Dataset entries:
☆ ☆ ☆ ☆ ☆

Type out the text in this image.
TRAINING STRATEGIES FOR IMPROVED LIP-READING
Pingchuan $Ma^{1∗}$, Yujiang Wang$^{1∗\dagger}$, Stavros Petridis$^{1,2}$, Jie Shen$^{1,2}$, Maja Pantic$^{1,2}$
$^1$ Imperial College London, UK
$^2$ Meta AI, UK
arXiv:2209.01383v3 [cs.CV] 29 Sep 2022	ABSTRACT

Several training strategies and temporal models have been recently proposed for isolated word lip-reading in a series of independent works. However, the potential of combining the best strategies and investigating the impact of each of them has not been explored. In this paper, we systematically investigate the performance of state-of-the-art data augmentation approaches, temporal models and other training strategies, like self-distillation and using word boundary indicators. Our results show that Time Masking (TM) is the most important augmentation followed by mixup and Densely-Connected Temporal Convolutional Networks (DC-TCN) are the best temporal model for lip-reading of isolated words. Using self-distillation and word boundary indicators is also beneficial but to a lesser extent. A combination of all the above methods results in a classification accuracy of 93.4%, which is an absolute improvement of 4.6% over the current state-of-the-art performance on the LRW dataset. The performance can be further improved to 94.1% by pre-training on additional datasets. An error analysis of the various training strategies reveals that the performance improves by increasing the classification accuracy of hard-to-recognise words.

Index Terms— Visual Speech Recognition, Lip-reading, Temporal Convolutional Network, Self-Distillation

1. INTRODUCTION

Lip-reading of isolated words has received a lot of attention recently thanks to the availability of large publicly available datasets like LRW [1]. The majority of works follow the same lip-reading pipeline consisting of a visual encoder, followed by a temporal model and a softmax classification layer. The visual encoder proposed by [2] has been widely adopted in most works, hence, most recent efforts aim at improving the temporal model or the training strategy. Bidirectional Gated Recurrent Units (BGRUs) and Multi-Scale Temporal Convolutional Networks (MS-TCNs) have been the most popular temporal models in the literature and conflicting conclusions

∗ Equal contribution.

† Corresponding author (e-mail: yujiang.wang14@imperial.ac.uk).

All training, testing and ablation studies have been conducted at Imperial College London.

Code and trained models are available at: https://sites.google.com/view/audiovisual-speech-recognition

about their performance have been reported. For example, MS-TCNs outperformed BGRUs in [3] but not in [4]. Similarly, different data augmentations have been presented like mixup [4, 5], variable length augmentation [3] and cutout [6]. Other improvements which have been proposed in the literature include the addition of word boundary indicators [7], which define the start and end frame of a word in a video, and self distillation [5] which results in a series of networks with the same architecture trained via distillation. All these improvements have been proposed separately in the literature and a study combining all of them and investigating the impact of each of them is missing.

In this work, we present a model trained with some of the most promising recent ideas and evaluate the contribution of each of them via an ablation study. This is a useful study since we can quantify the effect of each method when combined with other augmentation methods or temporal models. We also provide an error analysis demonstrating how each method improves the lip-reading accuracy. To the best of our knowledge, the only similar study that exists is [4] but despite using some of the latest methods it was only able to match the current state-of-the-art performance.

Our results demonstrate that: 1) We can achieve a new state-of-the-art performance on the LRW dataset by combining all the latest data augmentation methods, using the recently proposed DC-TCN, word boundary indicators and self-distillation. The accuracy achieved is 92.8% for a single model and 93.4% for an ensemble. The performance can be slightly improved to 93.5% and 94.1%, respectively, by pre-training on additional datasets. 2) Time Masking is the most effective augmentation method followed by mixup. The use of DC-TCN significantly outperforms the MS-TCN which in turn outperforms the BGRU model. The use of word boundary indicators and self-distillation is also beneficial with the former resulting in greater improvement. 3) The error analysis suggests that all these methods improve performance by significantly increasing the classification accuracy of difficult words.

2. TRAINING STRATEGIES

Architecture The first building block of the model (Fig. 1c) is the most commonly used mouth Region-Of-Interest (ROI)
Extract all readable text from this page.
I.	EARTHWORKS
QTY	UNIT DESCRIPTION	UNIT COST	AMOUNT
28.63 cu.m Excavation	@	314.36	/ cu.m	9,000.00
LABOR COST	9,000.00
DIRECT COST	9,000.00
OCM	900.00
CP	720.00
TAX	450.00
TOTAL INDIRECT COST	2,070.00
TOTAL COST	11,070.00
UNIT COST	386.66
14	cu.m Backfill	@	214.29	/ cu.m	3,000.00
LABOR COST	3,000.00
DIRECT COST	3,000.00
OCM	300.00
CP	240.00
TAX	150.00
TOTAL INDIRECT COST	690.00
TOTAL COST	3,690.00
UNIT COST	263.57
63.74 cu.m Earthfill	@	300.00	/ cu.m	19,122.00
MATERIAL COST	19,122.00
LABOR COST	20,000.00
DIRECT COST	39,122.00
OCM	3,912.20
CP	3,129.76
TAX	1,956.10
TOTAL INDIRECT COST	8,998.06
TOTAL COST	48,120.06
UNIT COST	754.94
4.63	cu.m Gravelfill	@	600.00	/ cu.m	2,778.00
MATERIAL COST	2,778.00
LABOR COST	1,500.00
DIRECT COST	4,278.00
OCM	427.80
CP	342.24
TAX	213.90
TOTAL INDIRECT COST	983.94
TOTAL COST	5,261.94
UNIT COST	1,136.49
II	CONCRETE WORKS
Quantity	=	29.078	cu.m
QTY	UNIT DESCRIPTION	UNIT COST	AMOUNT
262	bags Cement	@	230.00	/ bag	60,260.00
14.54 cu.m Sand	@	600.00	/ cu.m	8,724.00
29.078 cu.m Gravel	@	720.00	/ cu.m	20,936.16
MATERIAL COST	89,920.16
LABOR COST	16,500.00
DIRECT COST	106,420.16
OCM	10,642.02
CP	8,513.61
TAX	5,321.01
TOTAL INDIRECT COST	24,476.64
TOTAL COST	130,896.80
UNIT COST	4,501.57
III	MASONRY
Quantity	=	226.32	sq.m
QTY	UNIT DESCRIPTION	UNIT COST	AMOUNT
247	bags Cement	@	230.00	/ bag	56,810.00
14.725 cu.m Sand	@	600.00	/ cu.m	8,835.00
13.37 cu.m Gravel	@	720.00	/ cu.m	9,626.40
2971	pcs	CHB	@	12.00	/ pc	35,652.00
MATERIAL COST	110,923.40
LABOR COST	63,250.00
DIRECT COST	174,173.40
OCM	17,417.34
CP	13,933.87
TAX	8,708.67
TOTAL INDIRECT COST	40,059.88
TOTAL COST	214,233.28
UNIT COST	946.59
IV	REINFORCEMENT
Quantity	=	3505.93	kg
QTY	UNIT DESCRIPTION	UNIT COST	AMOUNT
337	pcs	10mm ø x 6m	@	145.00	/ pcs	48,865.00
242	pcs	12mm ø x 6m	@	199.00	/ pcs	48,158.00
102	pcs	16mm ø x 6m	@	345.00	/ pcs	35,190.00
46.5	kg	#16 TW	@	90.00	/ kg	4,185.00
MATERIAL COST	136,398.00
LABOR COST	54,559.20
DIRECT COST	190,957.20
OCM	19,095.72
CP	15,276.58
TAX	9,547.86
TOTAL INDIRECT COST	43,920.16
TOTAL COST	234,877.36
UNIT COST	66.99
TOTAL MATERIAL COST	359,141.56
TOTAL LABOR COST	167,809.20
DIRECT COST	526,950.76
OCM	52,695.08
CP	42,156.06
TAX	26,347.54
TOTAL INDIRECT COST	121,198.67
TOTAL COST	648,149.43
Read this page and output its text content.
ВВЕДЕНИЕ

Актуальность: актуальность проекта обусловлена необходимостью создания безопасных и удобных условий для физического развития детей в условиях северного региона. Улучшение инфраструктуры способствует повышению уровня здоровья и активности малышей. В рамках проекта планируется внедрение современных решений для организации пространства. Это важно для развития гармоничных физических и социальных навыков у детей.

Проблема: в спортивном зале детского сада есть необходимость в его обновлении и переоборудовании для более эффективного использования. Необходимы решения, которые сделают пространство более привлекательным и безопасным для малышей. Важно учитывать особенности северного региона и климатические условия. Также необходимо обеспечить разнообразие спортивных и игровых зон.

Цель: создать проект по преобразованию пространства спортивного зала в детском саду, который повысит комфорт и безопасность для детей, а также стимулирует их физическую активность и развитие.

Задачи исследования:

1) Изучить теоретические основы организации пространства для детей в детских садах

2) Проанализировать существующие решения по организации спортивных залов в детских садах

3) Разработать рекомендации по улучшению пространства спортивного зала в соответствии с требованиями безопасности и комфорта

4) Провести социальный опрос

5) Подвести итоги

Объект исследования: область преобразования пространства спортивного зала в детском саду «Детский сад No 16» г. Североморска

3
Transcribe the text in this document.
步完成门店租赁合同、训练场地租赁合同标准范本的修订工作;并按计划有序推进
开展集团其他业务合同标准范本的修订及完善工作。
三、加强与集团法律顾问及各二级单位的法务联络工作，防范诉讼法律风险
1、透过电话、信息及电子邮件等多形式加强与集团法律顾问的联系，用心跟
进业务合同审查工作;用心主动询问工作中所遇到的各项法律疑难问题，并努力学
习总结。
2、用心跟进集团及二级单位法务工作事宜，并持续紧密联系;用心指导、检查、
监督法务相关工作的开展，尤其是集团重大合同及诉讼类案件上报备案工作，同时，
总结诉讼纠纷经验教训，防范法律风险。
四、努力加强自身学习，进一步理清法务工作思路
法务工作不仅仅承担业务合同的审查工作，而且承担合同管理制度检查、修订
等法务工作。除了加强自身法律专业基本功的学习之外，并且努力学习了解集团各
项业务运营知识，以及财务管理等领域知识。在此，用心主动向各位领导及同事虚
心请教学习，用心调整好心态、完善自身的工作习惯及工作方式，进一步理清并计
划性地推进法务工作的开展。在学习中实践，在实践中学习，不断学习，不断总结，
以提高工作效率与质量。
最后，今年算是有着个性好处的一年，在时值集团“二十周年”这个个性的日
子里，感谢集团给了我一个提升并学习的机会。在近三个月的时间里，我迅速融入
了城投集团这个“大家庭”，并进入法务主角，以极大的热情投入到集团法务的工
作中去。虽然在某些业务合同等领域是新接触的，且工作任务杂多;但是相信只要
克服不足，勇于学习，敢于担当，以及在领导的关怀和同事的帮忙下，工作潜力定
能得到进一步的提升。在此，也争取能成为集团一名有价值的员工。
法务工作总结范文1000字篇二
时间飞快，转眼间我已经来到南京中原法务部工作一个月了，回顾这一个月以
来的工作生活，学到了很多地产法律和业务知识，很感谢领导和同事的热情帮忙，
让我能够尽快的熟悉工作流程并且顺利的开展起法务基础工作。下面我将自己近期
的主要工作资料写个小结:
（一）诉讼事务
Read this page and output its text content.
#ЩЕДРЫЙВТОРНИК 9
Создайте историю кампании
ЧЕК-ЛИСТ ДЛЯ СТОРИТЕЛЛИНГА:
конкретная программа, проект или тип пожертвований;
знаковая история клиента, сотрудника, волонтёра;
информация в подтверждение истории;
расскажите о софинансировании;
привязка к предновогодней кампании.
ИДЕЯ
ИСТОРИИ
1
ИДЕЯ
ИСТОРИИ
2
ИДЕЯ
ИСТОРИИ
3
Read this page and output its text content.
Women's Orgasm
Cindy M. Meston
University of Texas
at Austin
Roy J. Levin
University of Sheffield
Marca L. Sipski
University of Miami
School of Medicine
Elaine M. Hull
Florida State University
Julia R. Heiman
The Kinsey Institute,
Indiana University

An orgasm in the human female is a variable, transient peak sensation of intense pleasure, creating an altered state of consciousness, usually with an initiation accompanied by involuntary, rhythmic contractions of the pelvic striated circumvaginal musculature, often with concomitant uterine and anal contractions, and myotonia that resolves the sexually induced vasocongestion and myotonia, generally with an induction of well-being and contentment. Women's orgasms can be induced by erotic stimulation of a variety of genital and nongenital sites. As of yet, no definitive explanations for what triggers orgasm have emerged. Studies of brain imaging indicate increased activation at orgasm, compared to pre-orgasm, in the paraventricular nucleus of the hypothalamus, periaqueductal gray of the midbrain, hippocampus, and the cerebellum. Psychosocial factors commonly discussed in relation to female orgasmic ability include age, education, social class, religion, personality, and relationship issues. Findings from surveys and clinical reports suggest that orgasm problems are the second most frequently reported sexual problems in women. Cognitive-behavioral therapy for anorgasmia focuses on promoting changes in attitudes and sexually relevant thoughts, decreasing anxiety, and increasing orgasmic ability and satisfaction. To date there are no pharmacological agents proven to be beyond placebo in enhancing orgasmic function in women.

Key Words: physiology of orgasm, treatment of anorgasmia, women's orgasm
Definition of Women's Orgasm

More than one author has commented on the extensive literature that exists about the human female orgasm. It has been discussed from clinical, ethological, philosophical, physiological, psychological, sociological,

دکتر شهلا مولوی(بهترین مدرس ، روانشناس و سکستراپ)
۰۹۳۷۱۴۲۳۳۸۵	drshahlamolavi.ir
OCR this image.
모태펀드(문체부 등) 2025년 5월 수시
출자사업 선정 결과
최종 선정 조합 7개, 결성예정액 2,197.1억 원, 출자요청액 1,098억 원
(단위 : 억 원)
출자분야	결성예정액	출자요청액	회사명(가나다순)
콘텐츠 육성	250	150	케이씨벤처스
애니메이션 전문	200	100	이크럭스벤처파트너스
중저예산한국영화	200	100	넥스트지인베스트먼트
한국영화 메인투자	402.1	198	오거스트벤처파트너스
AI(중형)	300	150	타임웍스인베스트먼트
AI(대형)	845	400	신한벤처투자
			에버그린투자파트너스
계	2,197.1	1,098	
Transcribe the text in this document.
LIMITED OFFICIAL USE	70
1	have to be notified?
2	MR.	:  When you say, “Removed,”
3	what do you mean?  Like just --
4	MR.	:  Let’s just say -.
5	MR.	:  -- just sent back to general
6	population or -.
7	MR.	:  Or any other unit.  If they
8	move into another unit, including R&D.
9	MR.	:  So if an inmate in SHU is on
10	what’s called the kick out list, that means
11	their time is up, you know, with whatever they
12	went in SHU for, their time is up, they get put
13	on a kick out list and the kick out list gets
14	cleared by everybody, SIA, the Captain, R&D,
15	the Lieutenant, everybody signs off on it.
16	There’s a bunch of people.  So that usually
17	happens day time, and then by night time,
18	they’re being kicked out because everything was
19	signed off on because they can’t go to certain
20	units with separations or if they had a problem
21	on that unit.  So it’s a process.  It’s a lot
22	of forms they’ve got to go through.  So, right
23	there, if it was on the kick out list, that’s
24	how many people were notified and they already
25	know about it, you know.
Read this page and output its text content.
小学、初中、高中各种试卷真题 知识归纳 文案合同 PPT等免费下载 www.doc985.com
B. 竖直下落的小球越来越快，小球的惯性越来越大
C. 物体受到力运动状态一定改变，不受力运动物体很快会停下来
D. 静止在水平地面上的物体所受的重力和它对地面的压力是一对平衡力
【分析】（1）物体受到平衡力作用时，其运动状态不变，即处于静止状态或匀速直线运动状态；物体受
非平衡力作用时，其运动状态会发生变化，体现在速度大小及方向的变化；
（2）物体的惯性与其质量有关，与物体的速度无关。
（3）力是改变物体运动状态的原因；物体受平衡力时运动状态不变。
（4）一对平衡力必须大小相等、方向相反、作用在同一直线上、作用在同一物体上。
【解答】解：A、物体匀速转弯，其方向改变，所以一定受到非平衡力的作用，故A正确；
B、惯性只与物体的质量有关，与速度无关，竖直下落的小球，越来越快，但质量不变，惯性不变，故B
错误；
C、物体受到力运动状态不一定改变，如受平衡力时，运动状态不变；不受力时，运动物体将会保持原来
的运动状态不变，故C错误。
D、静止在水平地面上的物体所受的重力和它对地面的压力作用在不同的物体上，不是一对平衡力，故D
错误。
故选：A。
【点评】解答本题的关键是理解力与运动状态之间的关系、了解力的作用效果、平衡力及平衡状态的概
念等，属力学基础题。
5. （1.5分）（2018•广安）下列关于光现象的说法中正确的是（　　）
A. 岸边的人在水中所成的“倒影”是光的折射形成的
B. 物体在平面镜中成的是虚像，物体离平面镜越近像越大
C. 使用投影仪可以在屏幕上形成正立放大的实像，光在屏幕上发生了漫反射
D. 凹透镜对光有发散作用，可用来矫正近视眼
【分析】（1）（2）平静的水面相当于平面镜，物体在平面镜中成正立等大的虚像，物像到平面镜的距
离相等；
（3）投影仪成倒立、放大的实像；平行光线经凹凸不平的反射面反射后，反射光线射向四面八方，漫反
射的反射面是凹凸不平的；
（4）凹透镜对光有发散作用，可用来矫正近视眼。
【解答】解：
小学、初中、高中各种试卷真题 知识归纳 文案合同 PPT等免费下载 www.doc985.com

☆ ☆ ☆ ☆ ☆

### What to work on
Where a line contains the string "discussed", extract that line.

### Written answer
An orgasm in the human female is a variable, transient peak sensation of intense pleasure, creating an altered state of consciousness, usually with an initiation accompanied by involuntary, rhythmic contractions of the pelvic striated circumvaginal musculature, often with concomitant uterine and anal contractions, and myotonia that resolves the sexually induced vasocongestion and myotonia, generally with an induction of well-being and contentment. Women's orgasms can be induced by erotic stimulation of a variety of genital and nongenital sites. As of yet, no definitive explanations for what triggers orgasm have emerged. Studies of brain imaging indicate increased activation at orgasm, compared to pre-orgasm, in the paraventricular nucleus of the hypothalamus, periaqueductal gray of the midbrain, hippocampus, and the cerebellum. Psychosocial factors commonly discussed in relation to female orgasmic ability include age, education, social class, religion, personality, and relationship issues. Findings from surveys and clinical reports suggest that orgasm problems are the second most frequently reported sexual problems in women. Cognitive-behavioral therapy for anorgasmia focuses on promoting changes in attitudes and sexually relevant thoughts, decreasing anxiety, and increasing orgasmic ability and satisfaction. To date there are no pharmacological agents proven to be beyond placebo in enhancing orgasmic function in women.
More than one author has commented on the extensive literature that exists about the human female orgasm. It has been discussed from clinical, ethological, philosophical, physiological, psychological, sociological,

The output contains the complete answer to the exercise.